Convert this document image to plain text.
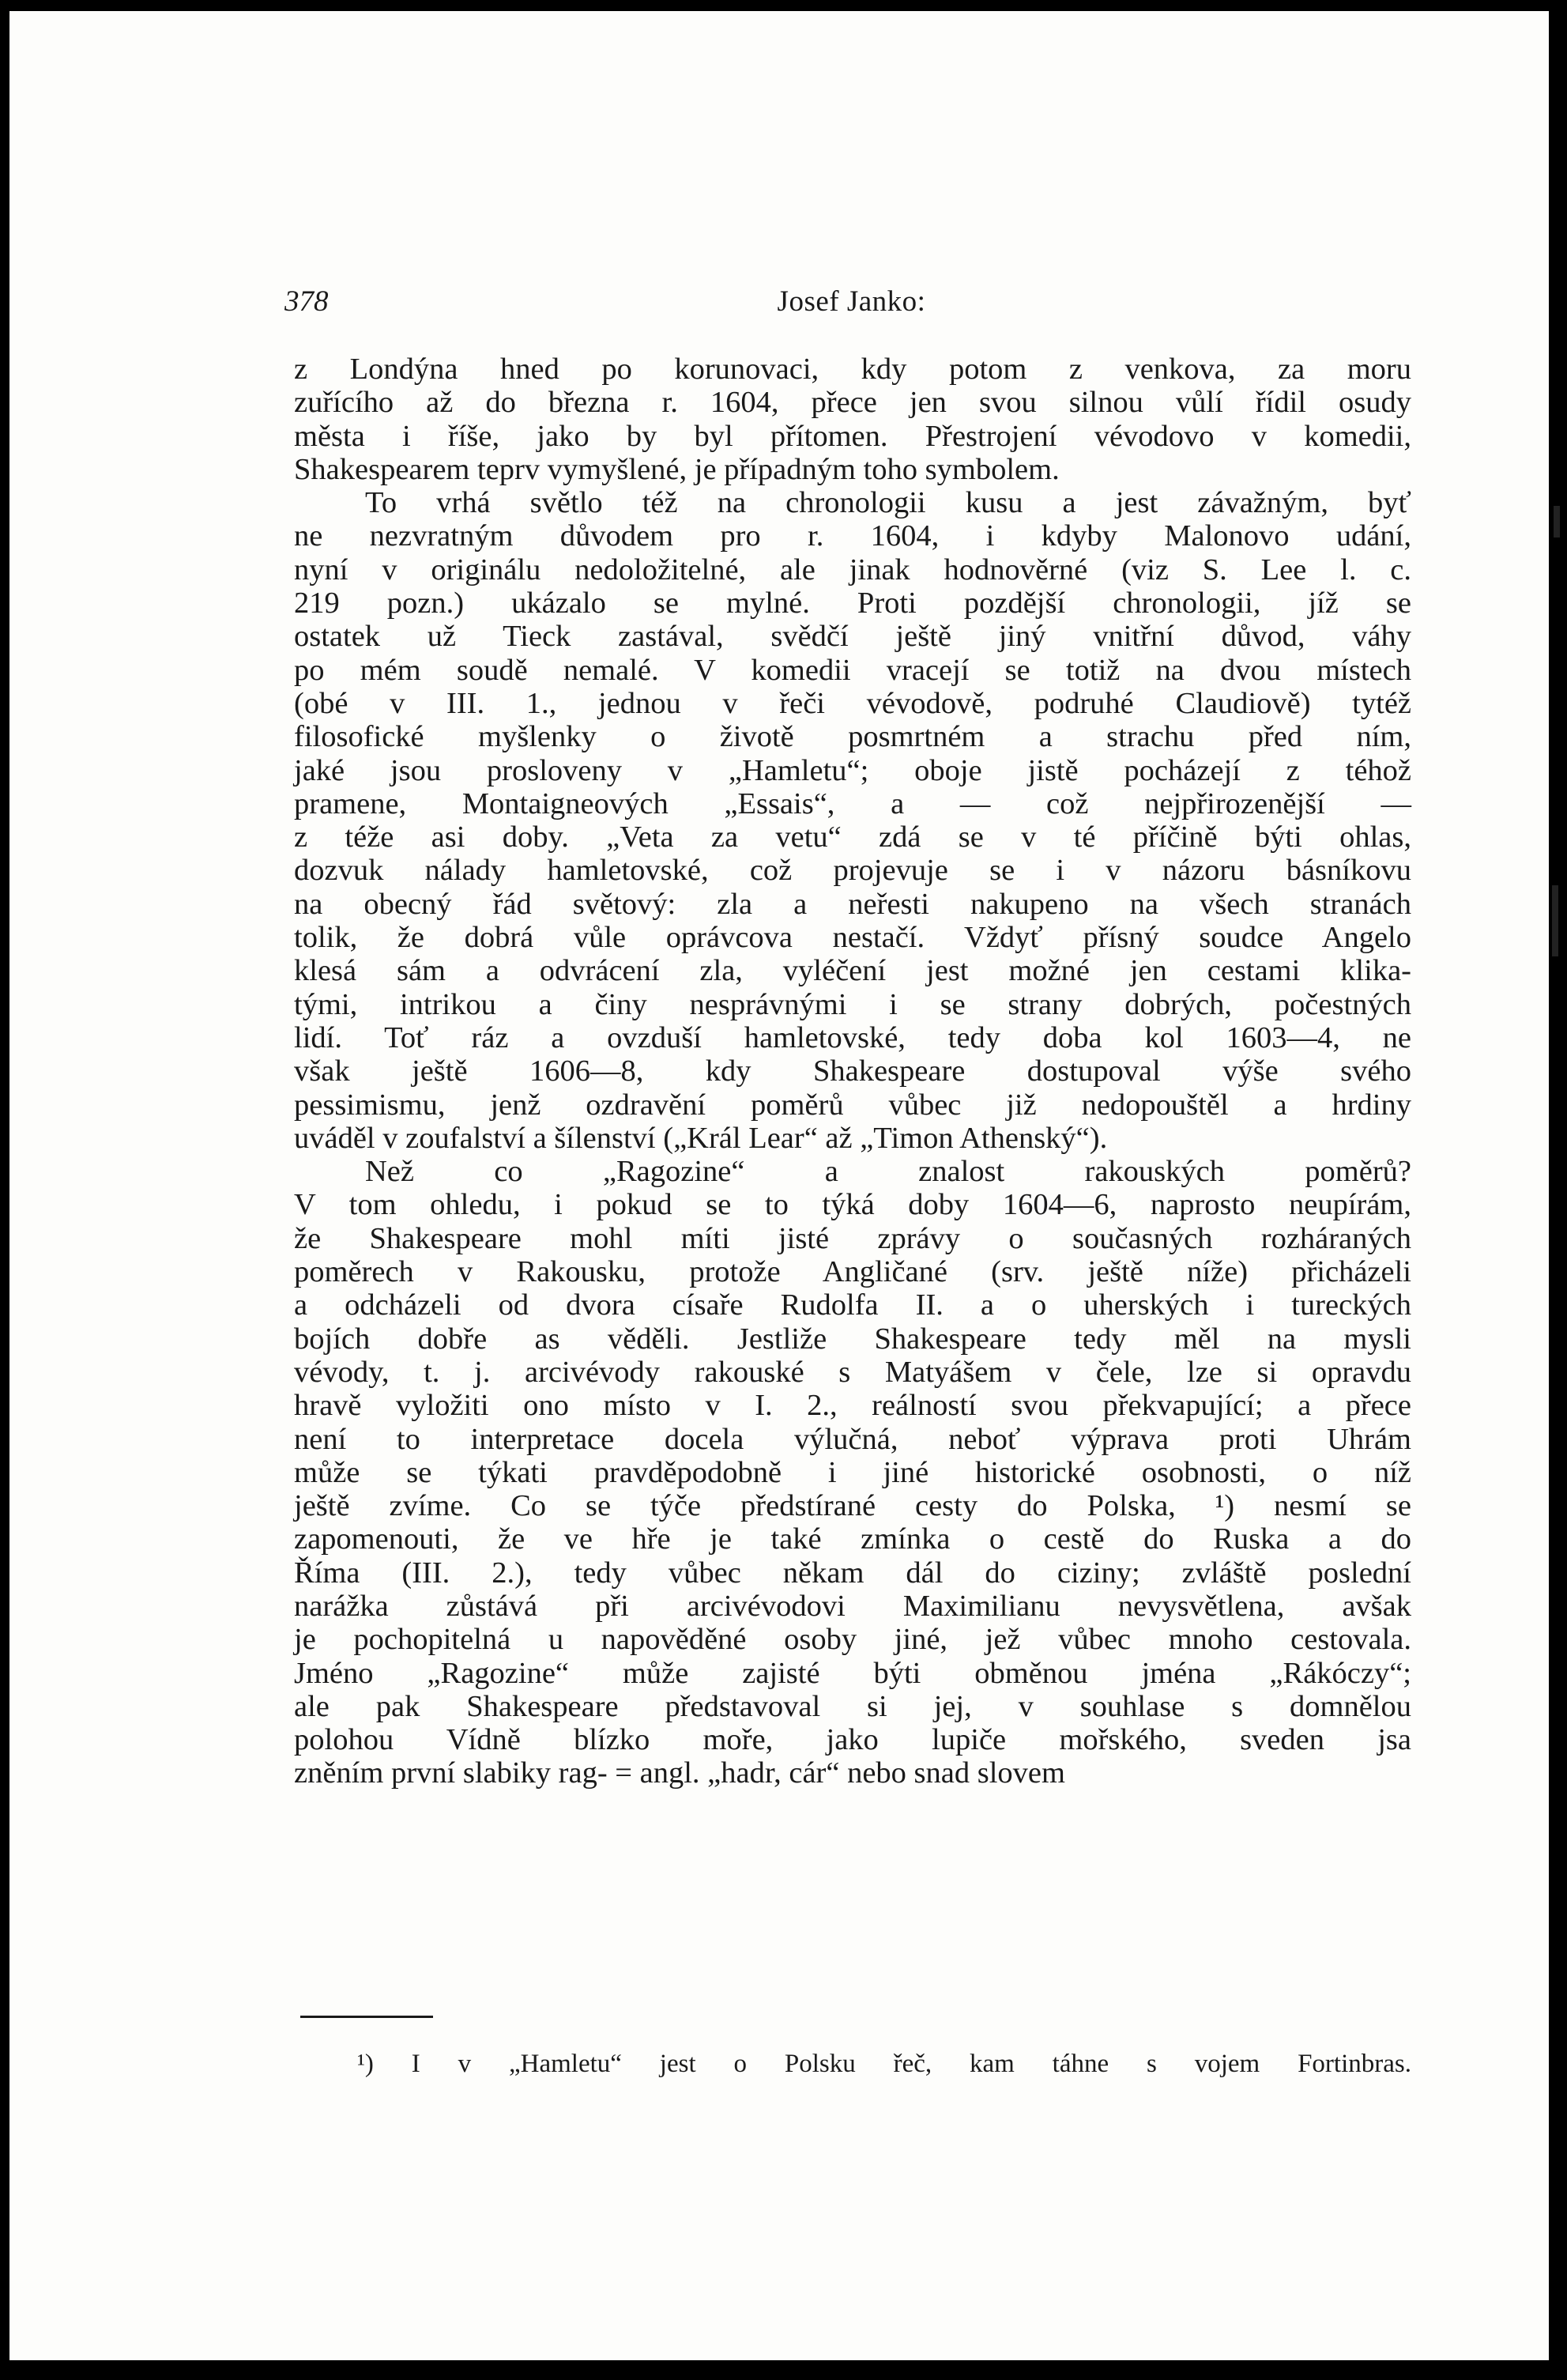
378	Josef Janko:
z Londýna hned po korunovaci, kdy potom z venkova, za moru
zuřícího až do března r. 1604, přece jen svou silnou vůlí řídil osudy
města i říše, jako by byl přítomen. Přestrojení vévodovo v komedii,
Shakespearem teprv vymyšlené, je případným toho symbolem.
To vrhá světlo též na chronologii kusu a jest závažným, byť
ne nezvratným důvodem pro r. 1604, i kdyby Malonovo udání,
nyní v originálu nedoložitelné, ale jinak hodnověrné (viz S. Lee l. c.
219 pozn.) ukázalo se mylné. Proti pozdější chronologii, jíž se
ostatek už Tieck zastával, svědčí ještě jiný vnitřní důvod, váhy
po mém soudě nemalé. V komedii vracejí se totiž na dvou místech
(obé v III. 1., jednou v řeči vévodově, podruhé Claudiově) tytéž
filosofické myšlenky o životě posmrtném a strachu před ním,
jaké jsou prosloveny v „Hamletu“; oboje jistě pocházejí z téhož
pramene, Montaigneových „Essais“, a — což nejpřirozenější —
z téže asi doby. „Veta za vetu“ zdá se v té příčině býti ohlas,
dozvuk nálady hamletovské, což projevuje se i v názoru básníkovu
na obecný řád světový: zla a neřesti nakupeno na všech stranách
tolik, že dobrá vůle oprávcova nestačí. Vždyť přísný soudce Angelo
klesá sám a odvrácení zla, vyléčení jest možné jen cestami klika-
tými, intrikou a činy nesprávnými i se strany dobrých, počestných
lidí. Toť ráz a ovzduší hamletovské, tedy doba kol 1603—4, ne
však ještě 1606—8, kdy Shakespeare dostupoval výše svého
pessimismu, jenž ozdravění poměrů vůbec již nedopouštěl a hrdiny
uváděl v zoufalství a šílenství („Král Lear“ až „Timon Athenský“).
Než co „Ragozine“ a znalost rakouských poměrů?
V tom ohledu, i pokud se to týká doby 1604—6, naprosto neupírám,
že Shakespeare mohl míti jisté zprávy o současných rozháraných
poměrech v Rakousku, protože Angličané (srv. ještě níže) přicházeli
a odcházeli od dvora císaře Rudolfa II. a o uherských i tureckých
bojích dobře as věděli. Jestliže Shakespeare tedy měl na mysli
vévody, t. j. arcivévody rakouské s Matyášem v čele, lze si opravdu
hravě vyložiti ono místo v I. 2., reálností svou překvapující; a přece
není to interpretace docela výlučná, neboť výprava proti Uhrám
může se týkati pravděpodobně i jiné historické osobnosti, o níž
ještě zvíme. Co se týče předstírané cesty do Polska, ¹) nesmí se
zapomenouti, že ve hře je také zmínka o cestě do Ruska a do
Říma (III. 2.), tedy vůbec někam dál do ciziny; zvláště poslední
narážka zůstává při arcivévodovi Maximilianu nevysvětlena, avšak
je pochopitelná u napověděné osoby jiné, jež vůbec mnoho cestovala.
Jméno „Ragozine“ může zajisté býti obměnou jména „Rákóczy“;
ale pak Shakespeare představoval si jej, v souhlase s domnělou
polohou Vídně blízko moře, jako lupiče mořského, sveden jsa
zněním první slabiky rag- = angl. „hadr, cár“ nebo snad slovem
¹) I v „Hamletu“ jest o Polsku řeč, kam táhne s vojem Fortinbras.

**The request:** Determine how many lines in the listing above hold the string "jiné", then write only the number.

**Full output:** 2